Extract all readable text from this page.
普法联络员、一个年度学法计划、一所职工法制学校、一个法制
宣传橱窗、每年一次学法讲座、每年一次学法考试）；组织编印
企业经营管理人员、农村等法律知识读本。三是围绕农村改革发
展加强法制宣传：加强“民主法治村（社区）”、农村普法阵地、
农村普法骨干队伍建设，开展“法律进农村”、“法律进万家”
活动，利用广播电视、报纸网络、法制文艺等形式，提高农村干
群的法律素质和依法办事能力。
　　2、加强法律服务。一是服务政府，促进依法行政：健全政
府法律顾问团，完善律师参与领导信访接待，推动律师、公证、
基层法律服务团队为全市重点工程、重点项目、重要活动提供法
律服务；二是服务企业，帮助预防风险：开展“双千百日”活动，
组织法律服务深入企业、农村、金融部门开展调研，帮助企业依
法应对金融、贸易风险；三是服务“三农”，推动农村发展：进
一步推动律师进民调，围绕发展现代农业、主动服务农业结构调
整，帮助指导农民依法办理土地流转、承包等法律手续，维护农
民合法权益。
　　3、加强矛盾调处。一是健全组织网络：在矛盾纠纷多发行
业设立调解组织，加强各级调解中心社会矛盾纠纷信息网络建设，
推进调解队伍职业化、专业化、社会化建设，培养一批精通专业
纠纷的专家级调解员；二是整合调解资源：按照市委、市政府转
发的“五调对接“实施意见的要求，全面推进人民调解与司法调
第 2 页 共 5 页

• EXERCISE GOAL
Nothing may be left out: return each entry exactly as it reads.

• OUTPUT
Extract all readable text from this page.
普法联络员、一个年度学法计划、一所职工法制学校、一个法制
宣传橱窗、每年一次学法讲座、每年一次学法考试）；组织编印
企业经营管理人员、农村等法律知识读本。三是围绕农村改革发
展加强法制宣传：加强“民主法治村（社区）”、农村普法阵地、
农村普法骨干队伍建设，开展“法律进农村”、“法律进万家”
活动，利用广播电视、报纸网络、法制文艺等形式，提高农村干
群的法律素质和依法办事能力。
　　2、加强法律服务。一是服务政府，促进依法行政：健全政
府法律顾问团，完善律师参与领导信访接待，推动律师、公证、
基层法律服务团队为全市重点工程、重点项目、重要活动提供法
律服务；二是服务企业，帮助预防风险：开展“双千百日”活动，
组织法律服务深入企业、农村、金融部门开展调研，帮助企业依
法应对金融、贸易风险；三是服务“三农”，推动农村发展：进
一步推动律师进民调，围绕发展现代农业、主动服务农业结构调
整，帮助指导农民依法办理土地流转、承包等法律手续，维护农
民合法权益。
　　3、加强矛盾调处。一是健全组织网络：在矛盾纠纷多发行
业设立调解组织，加强各级调解中心社会矛盾纠纷信息网络建设，
推进调解队伍职业化、专业化、社会化建设，培养一批精通专业
纠纷的专家级调解员；二是整合调解资源：按照市委、市政府转
发的“五调对接“实施意见的要求，全面推进人民调解与司法调
第 2 页 共 5 页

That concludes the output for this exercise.